Dataset listings of figures
## Begin

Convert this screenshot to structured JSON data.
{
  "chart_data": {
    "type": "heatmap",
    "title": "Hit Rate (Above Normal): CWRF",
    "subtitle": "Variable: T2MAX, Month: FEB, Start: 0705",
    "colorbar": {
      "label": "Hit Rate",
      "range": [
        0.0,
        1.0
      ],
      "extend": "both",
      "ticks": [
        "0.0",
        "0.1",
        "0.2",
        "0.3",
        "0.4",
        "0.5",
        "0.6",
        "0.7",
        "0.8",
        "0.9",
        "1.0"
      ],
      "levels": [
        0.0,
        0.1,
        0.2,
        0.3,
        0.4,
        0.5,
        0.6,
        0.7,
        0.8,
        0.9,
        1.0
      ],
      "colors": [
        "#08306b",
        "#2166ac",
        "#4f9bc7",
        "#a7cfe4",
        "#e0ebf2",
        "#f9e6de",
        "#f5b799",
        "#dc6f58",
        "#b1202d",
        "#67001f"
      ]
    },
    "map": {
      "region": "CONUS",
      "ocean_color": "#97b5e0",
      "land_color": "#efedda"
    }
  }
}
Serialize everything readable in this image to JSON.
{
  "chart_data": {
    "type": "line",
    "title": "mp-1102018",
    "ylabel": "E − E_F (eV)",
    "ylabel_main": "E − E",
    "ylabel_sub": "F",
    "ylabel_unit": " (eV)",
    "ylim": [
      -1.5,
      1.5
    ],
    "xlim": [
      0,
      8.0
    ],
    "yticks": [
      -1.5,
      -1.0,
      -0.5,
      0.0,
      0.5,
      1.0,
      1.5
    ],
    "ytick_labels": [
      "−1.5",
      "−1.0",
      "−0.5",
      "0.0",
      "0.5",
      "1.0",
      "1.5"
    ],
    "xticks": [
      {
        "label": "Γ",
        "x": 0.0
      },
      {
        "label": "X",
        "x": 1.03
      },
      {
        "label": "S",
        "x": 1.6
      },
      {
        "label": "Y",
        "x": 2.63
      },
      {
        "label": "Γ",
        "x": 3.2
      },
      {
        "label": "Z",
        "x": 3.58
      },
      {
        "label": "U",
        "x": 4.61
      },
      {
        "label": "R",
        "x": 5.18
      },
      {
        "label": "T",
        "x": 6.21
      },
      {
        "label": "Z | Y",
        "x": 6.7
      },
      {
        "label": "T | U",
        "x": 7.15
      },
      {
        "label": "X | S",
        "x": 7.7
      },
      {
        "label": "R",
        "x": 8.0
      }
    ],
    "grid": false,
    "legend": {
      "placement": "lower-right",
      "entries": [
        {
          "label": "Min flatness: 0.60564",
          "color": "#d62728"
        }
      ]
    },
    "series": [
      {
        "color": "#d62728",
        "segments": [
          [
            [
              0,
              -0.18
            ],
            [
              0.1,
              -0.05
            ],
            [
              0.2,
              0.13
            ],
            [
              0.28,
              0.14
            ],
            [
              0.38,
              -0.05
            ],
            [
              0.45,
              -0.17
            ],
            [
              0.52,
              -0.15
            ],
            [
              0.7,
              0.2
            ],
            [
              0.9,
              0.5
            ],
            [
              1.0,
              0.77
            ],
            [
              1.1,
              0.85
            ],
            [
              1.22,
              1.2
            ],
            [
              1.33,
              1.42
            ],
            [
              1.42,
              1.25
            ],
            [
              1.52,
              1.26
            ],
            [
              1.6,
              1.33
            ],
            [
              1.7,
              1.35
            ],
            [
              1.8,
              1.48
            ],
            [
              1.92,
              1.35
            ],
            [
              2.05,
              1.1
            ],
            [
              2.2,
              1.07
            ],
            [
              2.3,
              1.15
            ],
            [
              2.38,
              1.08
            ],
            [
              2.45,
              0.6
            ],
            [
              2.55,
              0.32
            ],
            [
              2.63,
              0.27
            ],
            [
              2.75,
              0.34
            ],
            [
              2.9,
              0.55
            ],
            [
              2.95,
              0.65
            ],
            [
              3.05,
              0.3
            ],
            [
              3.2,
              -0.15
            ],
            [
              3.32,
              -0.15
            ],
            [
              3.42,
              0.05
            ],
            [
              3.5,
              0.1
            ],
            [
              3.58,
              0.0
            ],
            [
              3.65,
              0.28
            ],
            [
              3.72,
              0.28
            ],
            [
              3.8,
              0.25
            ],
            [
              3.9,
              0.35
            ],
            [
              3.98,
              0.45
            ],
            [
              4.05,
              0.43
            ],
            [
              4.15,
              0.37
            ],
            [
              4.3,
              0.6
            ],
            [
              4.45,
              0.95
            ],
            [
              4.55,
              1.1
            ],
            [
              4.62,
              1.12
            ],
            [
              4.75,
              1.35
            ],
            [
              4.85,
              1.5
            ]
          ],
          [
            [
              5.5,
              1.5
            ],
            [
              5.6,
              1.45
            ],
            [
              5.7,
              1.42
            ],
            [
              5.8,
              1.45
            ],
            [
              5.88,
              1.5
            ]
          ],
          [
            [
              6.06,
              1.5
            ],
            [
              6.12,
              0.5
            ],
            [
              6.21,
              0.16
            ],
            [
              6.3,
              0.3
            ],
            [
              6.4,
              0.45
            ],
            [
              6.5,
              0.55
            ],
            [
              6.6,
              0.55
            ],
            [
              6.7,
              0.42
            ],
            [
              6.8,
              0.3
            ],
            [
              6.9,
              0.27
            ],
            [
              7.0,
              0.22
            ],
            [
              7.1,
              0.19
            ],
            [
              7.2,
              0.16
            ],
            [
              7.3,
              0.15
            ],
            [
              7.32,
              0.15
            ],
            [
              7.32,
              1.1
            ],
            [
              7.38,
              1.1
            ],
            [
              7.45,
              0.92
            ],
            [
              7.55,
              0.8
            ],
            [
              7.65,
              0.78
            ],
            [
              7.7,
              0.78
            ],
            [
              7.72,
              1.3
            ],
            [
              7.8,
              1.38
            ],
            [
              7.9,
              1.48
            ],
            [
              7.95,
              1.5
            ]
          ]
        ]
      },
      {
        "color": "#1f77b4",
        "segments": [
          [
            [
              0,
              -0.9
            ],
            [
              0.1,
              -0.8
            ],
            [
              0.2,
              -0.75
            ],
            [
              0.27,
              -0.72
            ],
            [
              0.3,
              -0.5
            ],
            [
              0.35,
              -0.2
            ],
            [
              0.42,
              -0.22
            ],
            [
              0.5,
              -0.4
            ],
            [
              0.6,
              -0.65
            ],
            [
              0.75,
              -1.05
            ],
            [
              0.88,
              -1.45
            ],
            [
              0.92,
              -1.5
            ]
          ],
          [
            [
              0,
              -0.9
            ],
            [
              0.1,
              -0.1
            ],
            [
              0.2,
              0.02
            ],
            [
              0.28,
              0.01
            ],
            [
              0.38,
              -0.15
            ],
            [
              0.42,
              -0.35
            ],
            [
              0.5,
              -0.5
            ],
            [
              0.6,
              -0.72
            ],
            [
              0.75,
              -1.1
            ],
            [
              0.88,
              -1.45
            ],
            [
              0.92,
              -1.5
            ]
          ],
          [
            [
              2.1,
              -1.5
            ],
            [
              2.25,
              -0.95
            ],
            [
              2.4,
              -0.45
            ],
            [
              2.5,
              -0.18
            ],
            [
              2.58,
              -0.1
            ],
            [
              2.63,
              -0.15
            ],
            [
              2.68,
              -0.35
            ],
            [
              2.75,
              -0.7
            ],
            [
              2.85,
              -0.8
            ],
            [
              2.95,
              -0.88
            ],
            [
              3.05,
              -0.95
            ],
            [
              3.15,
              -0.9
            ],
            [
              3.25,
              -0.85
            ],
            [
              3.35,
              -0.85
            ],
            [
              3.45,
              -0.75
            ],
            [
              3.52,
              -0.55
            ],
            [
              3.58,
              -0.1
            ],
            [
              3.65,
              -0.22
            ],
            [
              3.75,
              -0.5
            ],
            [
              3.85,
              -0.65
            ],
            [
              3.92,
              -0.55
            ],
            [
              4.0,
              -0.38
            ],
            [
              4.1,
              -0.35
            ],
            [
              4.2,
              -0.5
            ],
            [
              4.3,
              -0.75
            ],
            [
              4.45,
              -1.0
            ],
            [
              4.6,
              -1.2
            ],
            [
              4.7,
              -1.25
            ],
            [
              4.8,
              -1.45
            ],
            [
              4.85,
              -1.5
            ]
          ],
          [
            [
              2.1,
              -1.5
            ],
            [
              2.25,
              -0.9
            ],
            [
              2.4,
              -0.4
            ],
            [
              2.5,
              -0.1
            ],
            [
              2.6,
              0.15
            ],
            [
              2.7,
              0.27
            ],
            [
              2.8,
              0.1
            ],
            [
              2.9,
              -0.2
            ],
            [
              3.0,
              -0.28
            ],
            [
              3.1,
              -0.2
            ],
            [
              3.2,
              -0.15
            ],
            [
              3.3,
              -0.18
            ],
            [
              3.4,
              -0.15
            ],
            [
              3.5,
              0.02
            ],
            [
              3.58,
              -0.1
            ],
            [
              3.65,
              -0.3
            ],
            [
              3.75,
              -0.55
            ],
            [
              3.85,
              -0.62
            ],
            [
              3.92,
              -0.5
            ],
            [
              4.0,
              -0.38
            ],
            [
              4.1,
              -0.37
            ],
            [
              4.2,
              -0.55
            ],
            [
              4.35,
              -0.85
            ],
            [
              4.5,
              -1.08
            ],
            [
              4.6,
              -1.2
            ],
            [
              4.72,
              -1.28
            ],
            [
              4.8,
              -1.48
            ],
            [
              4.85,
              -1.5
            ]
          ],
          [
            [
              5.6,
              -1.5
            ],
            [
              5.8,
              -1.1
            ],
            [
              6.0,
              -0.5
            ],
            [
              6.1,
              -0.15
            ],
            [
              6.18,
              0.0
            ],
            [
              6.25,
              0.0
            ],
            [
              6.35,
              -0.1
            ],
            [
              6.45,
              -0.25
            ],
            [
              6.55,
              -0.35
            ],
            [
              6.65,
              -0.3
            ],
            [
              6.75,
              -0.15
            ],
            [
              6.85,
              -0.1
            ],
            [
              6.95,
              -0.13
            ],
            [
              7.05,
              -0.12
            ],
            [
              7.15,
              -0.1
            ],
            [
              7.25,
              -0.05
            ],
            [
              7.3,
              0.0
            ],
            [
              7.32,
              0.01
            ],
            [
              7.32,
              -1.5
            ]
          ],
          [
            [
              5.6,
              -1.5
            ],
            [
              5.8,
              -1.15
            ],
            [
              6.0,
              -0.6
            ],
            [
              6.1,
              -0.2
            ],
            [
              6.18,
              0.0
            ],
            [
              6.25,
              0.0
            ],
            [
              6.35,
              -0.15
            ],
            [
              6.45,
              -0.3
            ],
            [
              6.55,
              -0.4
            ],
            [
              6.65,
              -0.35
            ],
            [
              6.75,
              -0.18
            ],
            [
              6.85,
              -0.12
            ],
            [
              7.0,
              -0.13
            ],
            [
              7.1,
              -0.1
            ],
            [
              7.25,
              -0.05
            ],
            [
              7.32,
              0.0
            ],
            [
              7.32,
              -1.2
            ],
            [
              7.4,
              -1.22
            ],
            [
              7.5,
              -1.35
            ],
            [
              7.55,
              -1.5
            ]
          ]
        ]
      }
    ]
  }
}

## End

● BRIEF:
Extract from the material all lines containing the string "JSON".

● WORKED ANSWER:
Convert this screenshot to structured JSON data.
Serialize everything readable in this image to JSON.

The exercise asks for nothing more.